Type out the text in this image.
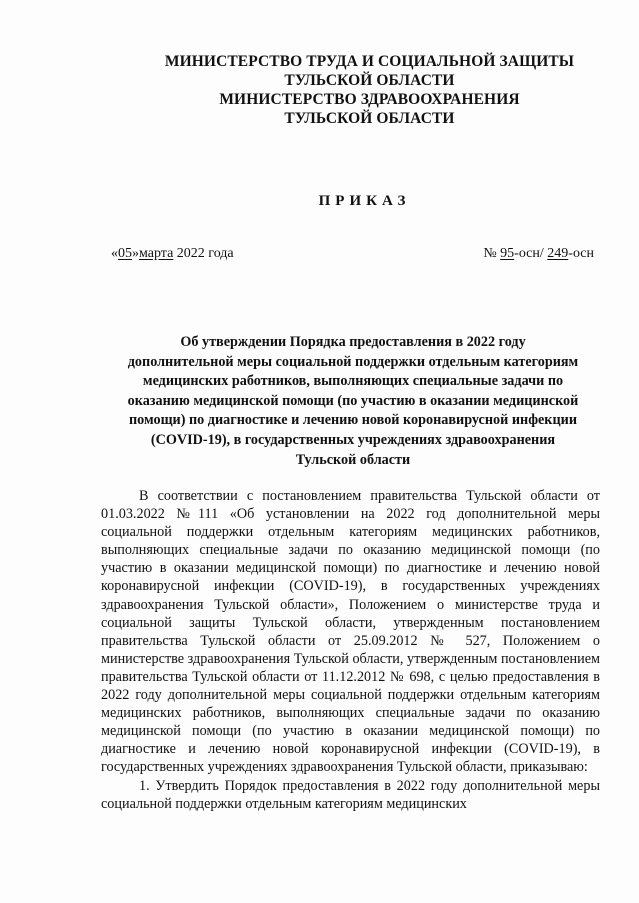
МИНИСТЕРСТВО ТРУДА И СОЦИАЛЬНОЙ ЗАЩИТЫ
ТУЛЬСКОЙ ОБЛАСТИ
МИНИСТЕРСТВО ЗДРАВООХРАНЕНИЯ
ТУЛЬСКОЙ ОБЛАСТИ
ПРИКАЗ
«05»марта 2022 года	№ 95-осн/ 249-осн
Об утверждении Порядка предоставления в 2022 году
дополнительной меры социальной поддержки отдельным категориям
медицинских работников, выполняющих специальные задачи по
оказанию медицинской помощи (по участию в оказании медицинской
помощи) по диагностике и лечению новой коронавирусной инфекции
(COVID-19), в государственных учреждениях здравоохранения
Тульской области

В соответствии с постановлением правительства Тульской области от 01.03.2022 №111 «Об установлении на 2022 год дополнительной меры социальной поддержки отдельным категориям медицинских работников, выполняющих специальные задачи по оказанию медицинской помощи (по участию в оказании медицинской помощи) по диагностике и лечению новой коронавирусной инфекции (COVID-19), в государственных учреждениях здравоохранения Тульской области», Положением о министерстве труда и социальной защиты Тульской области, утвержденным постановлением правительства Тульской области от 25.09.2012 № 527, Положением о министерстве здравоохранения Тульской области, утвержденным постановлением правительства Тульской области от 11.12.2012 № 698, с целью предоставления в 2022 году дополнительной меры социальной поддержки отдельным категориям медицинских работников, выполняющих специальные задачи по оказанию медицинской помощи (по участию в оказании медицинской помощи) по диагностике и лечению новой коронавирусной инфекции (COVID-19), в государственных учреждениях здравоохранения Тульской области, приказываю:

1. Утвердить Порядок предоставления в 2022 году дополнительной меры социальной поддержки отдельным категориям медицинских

◆ TASK REQUIREMENTS
Find the word "МИНИСТЕРСТВО" in the entries above and gather every line that holds it.

◆ SOLUTION TO THIS EXERCISE
МИНИСТЕРСТВО ТРУДА И СОЦИАЛЬНОЙ ЗАЩИТЫ
МИНИСТЕРСТВО ЗДРАВООХРАНЕНИЯ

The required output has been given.